# start of DATASET RECORDS
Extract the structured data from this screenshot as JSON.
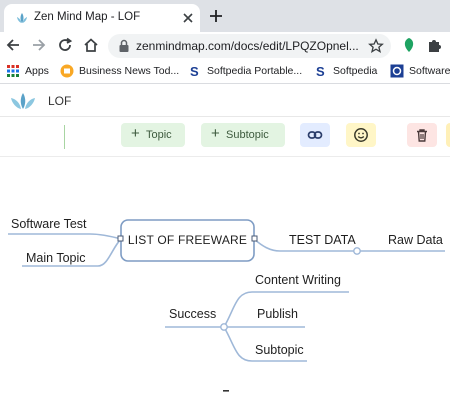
{
  "browser": {
    "tab_title": "Zen Mind Map - LOF",
    "url": "zenmindmap.com/docs/edit/LPQZOpnel...",
    "bookmarks": [
      {
        "label": "Apps",
        "icon": "apps-grid-icon"
      },
      {
        "label": "Business News Tod...",
        "icon": "news-icon"
      },
      {
        "label": "Softpedia Portable...",
        "icon": "softpedia-icon"
      },
      {
        "label": "Softpedia",
        "icon": "softpedia-icon"
      },
      {
        "label": "Software",
        "icon": "software-icon"
      }
    ]
  },
  "app": {
    "map_name": "LOF",
    "toolbar": {
      "topic_label": "Topic",
      "subtopic_label": "Subtopic"
    }
  },
  "mindmap": {
    "root": "LIST OF FREEWARE",
    "left_nodes": [
      "Software Test",
      "Main Topic"
    ],
    "right_node": "TEST DATA",
    "right_child": "Raw Data",
    "success_node": "Success",
    "success_children": [
      "Content Writing",
      "Publish",
      "Subtopic"
    ]
  },
  "colors": {
    "accent_green": "#e3f4e2",
    "branch_line": "#9fb8d8",
    "root_border": "#7e9cc4"
  }
}
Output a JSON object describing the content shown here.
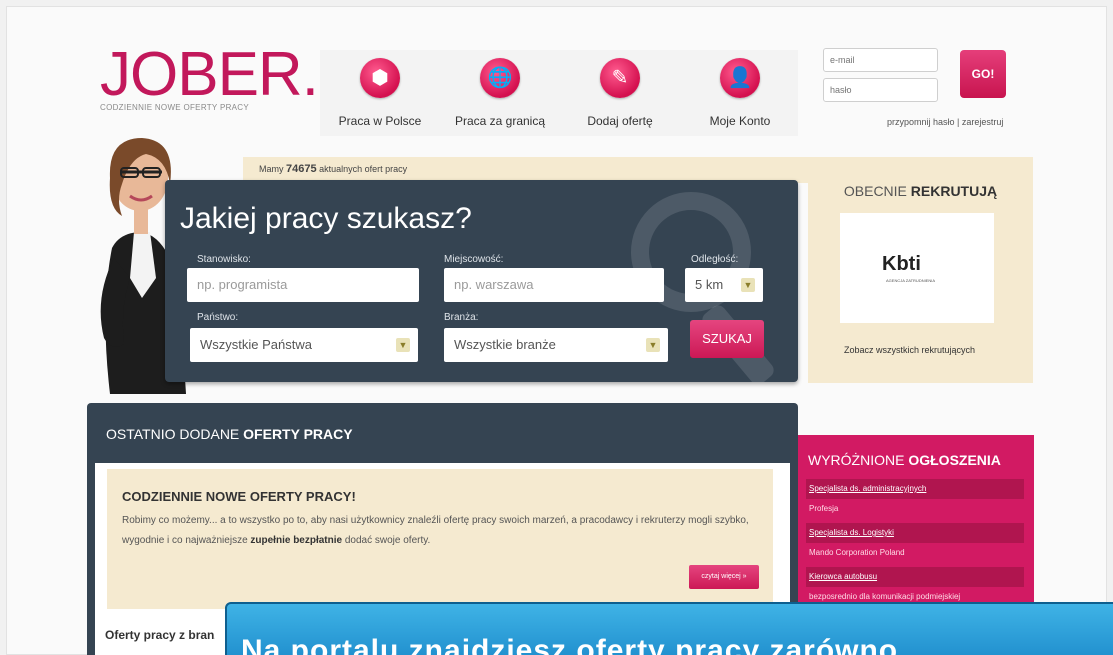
{
  "logo": {
    "text": "JOBER.PL",
    "tagline": "CODZIENNIE NOWE OFERTY PRACY"
  },
  "nav": [
    {
      "label": "Praca w Polsce",
      "icon": "poland-map-icon",
      "glyph": "⬢"
    },
    {
      "label": "Praca za granicą",
      "icon": "globe-icon",
      "glyph": "🌐"
    },
    {
      "label": "Dodaj ofertę",
      "icon": "document-edit-icon",
      "glyph": "✎"
    },
    {
      "label": "Moje Konto",
      "icon": "user-icon",
      "glyph": "👤"
    }
  ],
  "login": {
    "email_placeholder": "e-mail",
    "password_placeholder": "hasło",
    "go_label": "GO!",
    "links": "przypomnij hasło | zarejestruj"
  },
  "count": {
    "prefix": "Mamy",
    "number": "74675",
    "suffix": "aktualnych ofert pracy"
  },
  "search": {
    "title": "Jakiej pracy szukasz?",
    "position_label": "Stanowisko:",
    "position_placeholder": "np. programista",
    "city_label": "Miejscowość:",
    "city_placeholder": "np. warszawa",
    "distance_label": "Odległość:",
    "distance_value": "5 km",
    "country_label": "Państwo:",
    "country_value": "Wszystkie Państwa",
    "industry_label": "Branża:",
    "industry_value": "Wszystkie branże",
    "submit_label": "SZUKAJ"
  },
  "recruit": {
    "title_light": "OBECNIE",
    "title_bold": "REKRUTUJĄ",
    "company_logo": "Kbti",
    "company_sub": "AGENCJA ZATRUDNIENIA",
    "see_all": "Zobacz wszystkich rekrutujących"
  },
  "latest": {
    "title_light": "OSTATNIO DODANE",
    "title_bold": "OFERTY PRACY",
    "promo_head": "CODZIENNIE NOWE OFERTY PRACY!",
    "promo_text_1": "Robimy co możemy... a to wszystko po to, aby nasi użytkownicy znaleźli ofertę pracy swoich marzeń, a pracodawcy i rekruterzy mogli szybko, wygodnie i co najważniejsze",
    "promo_text_bold": "zupełnie bezpłatnie",
    "promo_text_2": "dodać swoje oferty.",
    "read_more": "czytaj więcej »",
    "offers_by": "Oferty pracy z branż"
  },
  "featured": {
    "title_light": "WYRÓŻNIONE",
    "title_bold": "OGŁOSZENIA",
    "items": [
      {
        "title": "Specjalista ds. administracyjnych",
        "company": "Profesja"
      },
      {
        "title": "Specjalista ds. Logistyki",
        "company": "Mando Corporation Poland"
      },
      {
        "title": "Kierowca autobusu",
        "company": "bezposrednio dla komunikacji podmiejskiej"
      }
    ]
  },
  "banner": {
    "text": "Na portalu znajdziesz oferty pracy zarówno"
  },
  "colors": {
    "brand": "#c2185b",
    "panel": "#354452",
    "cream": "#f5ead0",
    "featured": "#d21a63"
  }
}
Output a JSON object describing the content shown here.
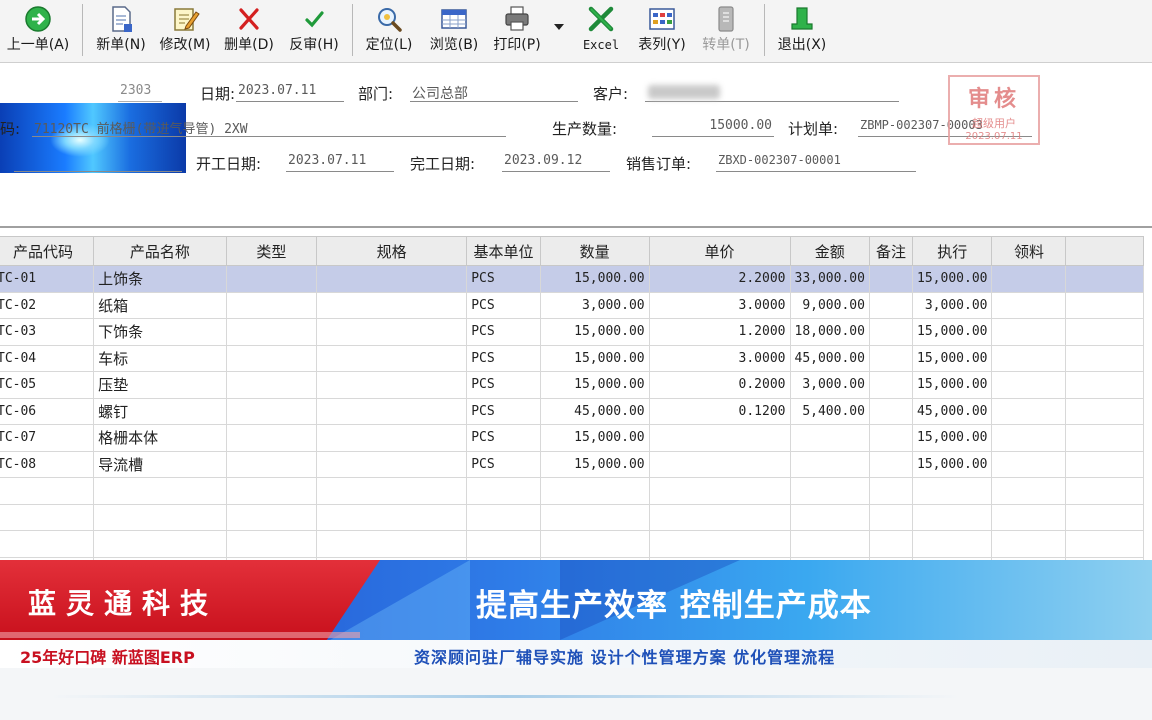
{
  "toolbar": {
    "buttons": [
      {
        "label": "上一单(A)",
        "icon": "green-circle-arrow-icon"
      },
      {
        "label": "新单(N)",
        "icon": "new-document-icon"
      },
      {
        "label": "修改(M)",
        "icon": "edit-pencil-icon"
      },
      {
        "label": "删单(D)",
        "icon": "red-x-icon"
      },
      {
        "label": "反审(H)",
        "icon": "green-check-icon"
      },
      {
        "label": "定位(L)",
        "icon": "locate-magnifier-icon"
      },
      {
        "label": "浏览(B)",
        "icon": "browse-table-icon"
      },
      {
        "label": "打印(P)",
        "icon": "printer-icon"
      },
      {
        "label": "Excel",
        "icon": "excel-icon"
      },
      {
        "label": "表列(Y)",
        "icon": "columns-grid-icon"
      },
      {
        "label": "转单(T)",
        "icon": "convert-document-icon"
      },
      {
        "label": "退出(X)",
        "icon": "exit-icon"
      }
    ]
  },
  "form": {
    "order_no": "2303",
    "date_label": "日期:",
    "date_value": "2023.07.11",
    "dept_label": "部门:",
    "dept_value": "公司总部",
    "customer_label": "客户:",
    "product_label": "码:",
    "product_value": "71120TC 前格栅(带进气导管) 2XW",
    "qty_label": "生产数量:",
    "qty_value": "15000.00",
    "plan_label": "计划单:",
    "plan_value": "ZBMP-002307-00003",
    "start_label": "开工日期:",
    "start_value": "2023.07.11",
    "finish_label": "完工日期:",
    "finish_value": "2023.09.12",
    "sales_label": "销售订单:",
    "sales_value": "ZBXD-002307-00001"
  },
  "stamp": {
    "title": "审核",
    "line1": "超级用户",
    "line2": "2023.07.11"
  },
  "grid": {
    "columns": [
      "产品代码",
      "产品名称",
      "类型",
      "规格",
      "基本单位",
      "数量",
      "单价",
      "金额",
      "备注",
      "执行",
      "领料"
    ],
    "rows": [
      [
        "TC-01",
        "上饰条",
        "",
        "",
        "PCS",
        "15,000.00",
        "2.2000",
        "33,000.00",
        "",
        "15,000.00",
        ""
      ],
      [
        "TC-02",
        "纸箱",
        "",
        "",
        "PCS",
        "3,000.00",
        "3.0000",
        "9,000.00",
        "",
        "3,000.00",
        ""
      ],
      [
        "TC-03",
        "下饰条",
        "",
        "",
        "PCS",
        "15,000.00",
        "1.2000",
        "18,000.00",
        "",
        "15,000.00",
        ""
      ],
      [
        "TC-04",
        "车标",
        "",
        "",
        "PCS",
        "15,000.00",
        "3.0000",
        "45,000.00",
        "",
        "15,000.00",
        ""
      ],
      [
        "TC-05",
        "压垫",
        "",
        "",
        "PCS",
        "15,000.00",
        "0.2000",
        "3,000.00",
        "",
        "15,000.00",
        ""
      ],
      [
        "TC-06",
        "螺钉",
        "",
        "",
        "PCS",
        "45,000.00",
        "0.1200",
        "5,400.00",
        "",
        "45,000.00",
        ""
      ],
      [
        "TC-07",
        "格栅本体",
        "",
        "",
        "PCS",
        "15,000.00",
        "",
        "",
        "",
        "15,000.00",
        ""
      ],
      [
        "TC-08",
        "导流槽",
        "",
        "",
        "PCS",
        "15,000.00",
        "",
        "",
        "",
        "15,000.00",
        ""
      ]
    ],
    "empty_rows": 4,
    "selected_row": 0
  },
  "banner": {
    "company": "蓝灵通科技",
    "slogan": "提高生产效率 控制生产成本",
    "tagline_left": "25年好口碑 新蓝图ERP",
    "tagline_right": "资深顾问驻厂辅导实施 设计个性管理方案    优化管理流程"
  },
  "colors": {
    "banner_red": "#d01a24",
    "banner_blue": "#2a6fe0",
    "selected_row": "#c5cce8",
    "stamp_red": "#e07a7a"
  }
}
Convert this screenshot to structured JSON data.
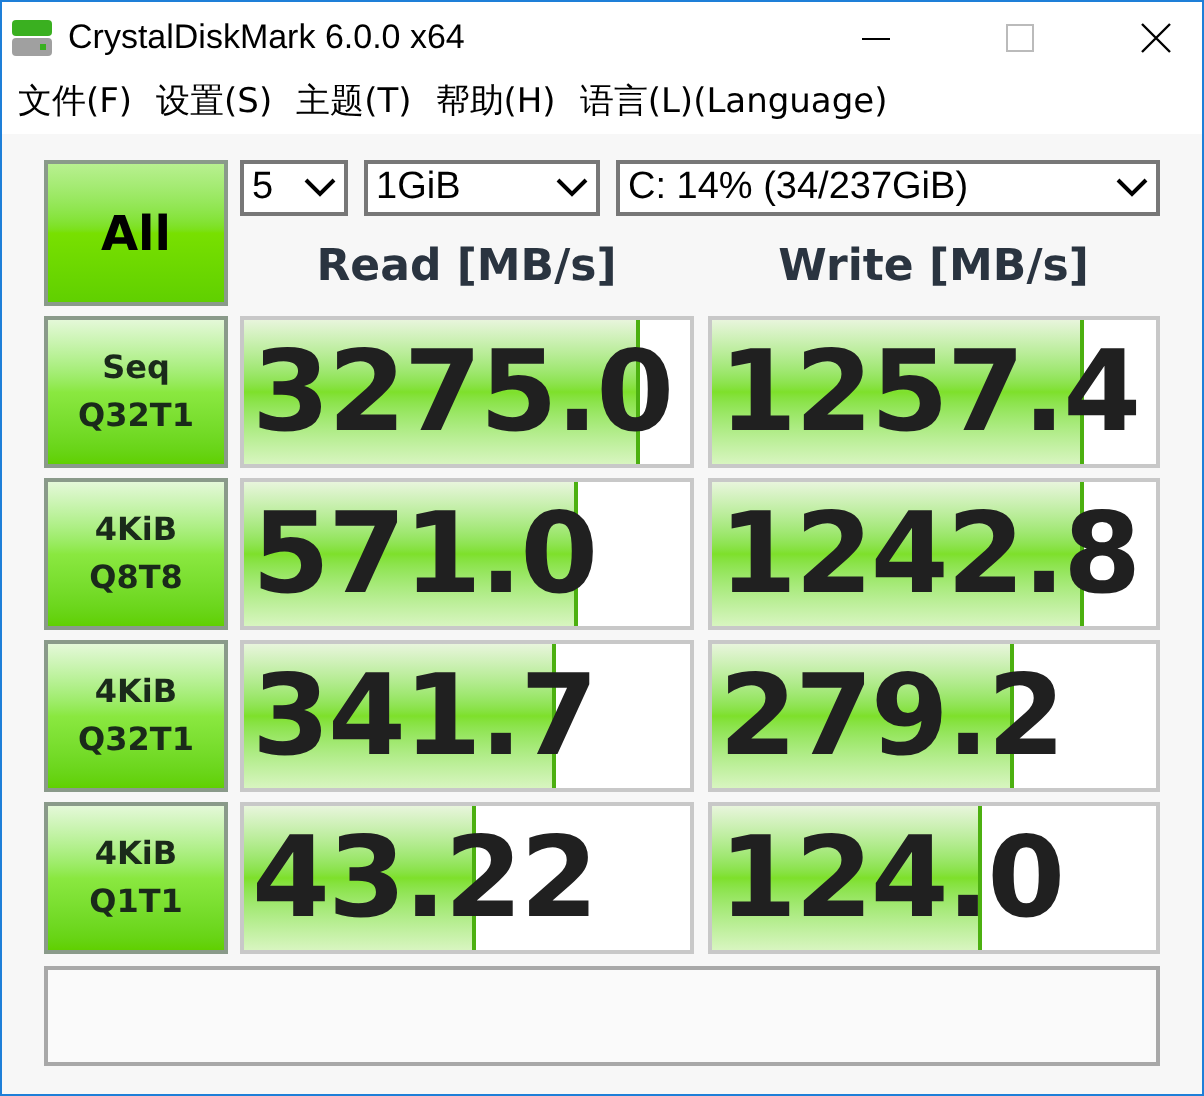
{
  "window": {
    "title": "CrystalDiskMark 6.0.0 x64"
  },
  "menu": [
    "文件(F)",
    "设置(S)",
    "主题(T)",
    "帮助(H)",
    "语言(L)(Language)"
  ],
  "all_button": "All",
  "selects": [
    {
      "kind": "count",
      "value": "5"
    },
    {
      "kind": "size",
      "value": "1GiB"
    },
    {
      "kind": "drive",
      "value": "C: 14% (34/237GiB)"
    }
  ],
  "headers": [
    "Read [MB/s]",
    "Write [MB/s]"
  ],
  "tests": [
    {
      "label_1": "Seq",
      "label_2": "Q32T1",
      "read": {
        "value": "3275.0",
        "level": 0.89
      },
      "write": {
        "value": "1257.4",
        "level": 0.84
      }
    },
    {
      "label_1": "4KiB",
      "label_2": "Q8T8",
      "read": {
        "value": "571.0",
        "level": 0.75
      },
      "write": {
        "value": "1242.8",
        "level": 0.84
      }
    },
    {
      "label_1": "4KiB",
      "label_2": "Q32T1",
      "read": {
        "value": "341.7",
        "level": 0.7
      },
      "write": {
        "value": "279.2",
        "level": 0.68
      }
    },
    {
      "label_1": "4KiB",
      "label_2": "Q1T1",
      "read": {
        "value": "43.22",
        "level": 0.52
      },
      "write": {
        "value": "124.0",
        "level": 0.61
      }
    }
  ]
}
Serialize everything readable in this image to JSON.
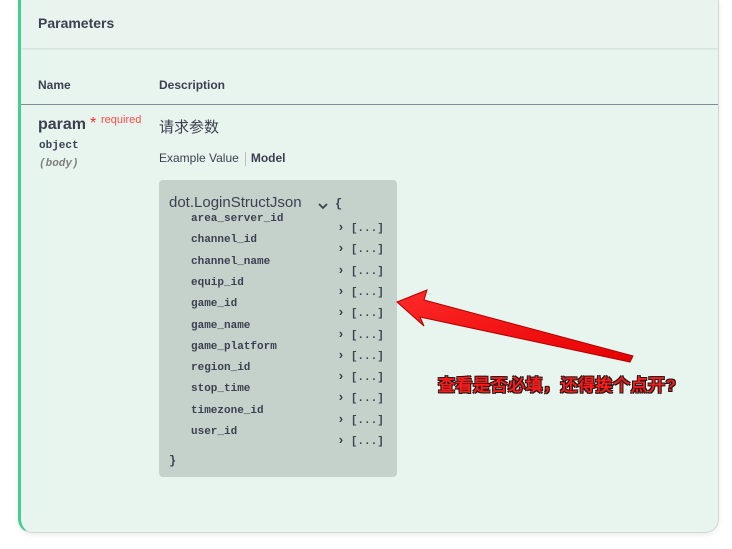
{
  "section": {
    "title": "Parameters"
  },
  "columns": {
    "name": "Name",
    "description": "Description"
  },
  "param": {
    "name": "param",
    "required_star": "*",
    "required_label": "required",
    "type": "object",
    "in": "(body)",
    "description": "请求参数"
  },
  "tabs": {
    "example": "Example Value",
    "model": "Model"
  },
  "model": {
    "title": "dot.LoginStructJson",
    "chevron": "⌄",
    "open_brace": "{",
    "close_brace": "}",
    "expand_label": "[...]",
    "properties": [
      "area_server_id",
      "channel_id",
      "channel_name",
      "equip_id",
      "game_id",
      "game_name",
      "game_platform",
      "region_id",
      "stop_time",
      "timezone_id",
      "user_id"
    ]
  },
  "annotation": {
    "text": "查看是否必填，还得挨个点开?",
    "color": "#ff1a1a"
  },
  "colors": {
    "accent": "#49cc90",
    "panel_bg": "#e8f4ee",
    "model_bg": "#c5d2cb"
  }
}
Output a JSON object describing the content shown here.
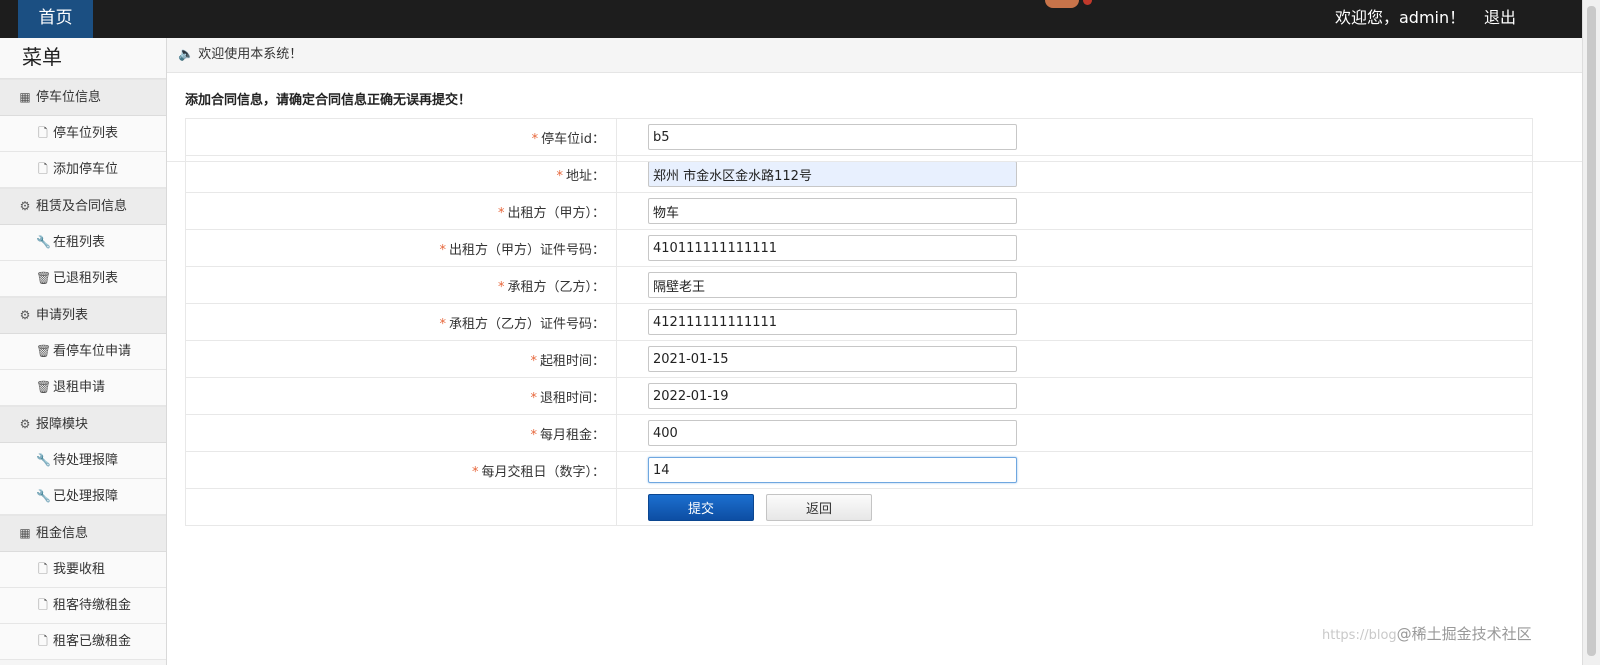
{
  "header": {
    "home_tab": "首页",
    "welcome": "欢迎您，admin！",
    "logout": "退出"
  },
  "sidebar": {
    "title": "菜单",
    "groups": [
      {
        "label": "停车位信息",
        "icon": "list-icon",
        "items": [
          {
            "label": "停车位列表",
            "icon": "file-icon"
          },
          {
            "label": "添加停车位",
            "icon": "file-icon"
          }
        ]
      },
      {
        "label": "租赁及合同信息",
        "icon": "gear-icon",
        "items": [
          {
            "label": "在租列表",
            "icon": "wrench-icon"
          },
          {
            "label": "已退租列表",
            "icon": "trash-icon"
          }
        ]
      },
      {
        "label": "申请列表",
        "icon": "gear-icon",
        "items": [
          {
            "label": "看停车位申请",
            "icon": "trash-icon"
          },
          {
            "label": "退租申请",
            "icon": "trash-icon"
          }
        ]
      },
      {
        "label": "报障模块",
        "icon": "gear-icon",
        "items": [
          {
            "label": "待处理报障",
            "icon": "wrench-icon"
          },
          {
            "label": "已处理报障",
            "icon": "wrench-icon"
          }
        ]
      },
      {
        "label": "租金信息",
        "icon": "list-icon",
        "items": [
          {
            "label": "我要收租",
            "icon": "file-icon"
          },
          {
            "label": "租客待缴租金",
            "icon": "file-icon"
          },
          {
            "label": "租客已缴租金",
            "icon": "file-icon"
          }
        ]
      }
    ]
  },
  "notice": {
    "text": "欢迎使用本系统！",
    "icon": "speaker-icon"
  },
  "form": {
    "title": "添加合同信息，请确定合同信息正确无误再提交！",
    "required_mark": "*",
    "fields": [
      {
        "label": "停车位id：",
        "value": "b5"
      },
      {
        "label": "地址：",
        "value": "郑州 市金水区金水路112号"
      },
      {
        "label": "出租方（甲方）：",
        "value": "物车"
      },
      {
        "label": "出租方（甲方）证件号码：",
        "value": "410111111111111"
      },
      {
        "label": "承租方（乙方）：",
        "value": "隔壁老王"
      },
      {
        "label": "承租方（乙方）证件号码：",
        "value": "412111111111111"
      },
      {
        "label": "起租时间：",
        "value": "2021-01-15"
      },
      {
        "label": "退租时间：",
        "value": "2022-01-19"
      },
      {
        "label": "每月租金：",
        "value": "400"
      },
      {
        "label": "每月交租日（数字）：",
        "value": "14"
      }
    ],
    "submit_label": "提交",
    "back_label": "返回"
  },
  "watermark": {
    "url": "https://blog",
    "text": "@稀土掘金技术社区"
  },
  "colors": {
    "topbar": "#1d1d1d",
    "home_tab": "#1b4f82",
    "primary_button": "#1565c0",
    "required": "#e7663a"
  }
}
# end of DATASET RECORDS
=== TASK BRIEF ===
Identify the lines of the data that contain the word "CODZIENNIE". Copy each of them.

=== OUTPUT ===
    "tagline": "CODZIENNIE NOWE OFERTY PRACY"
    "promo_head": "CODZIENNIE NOWE OFERTY PRACY!",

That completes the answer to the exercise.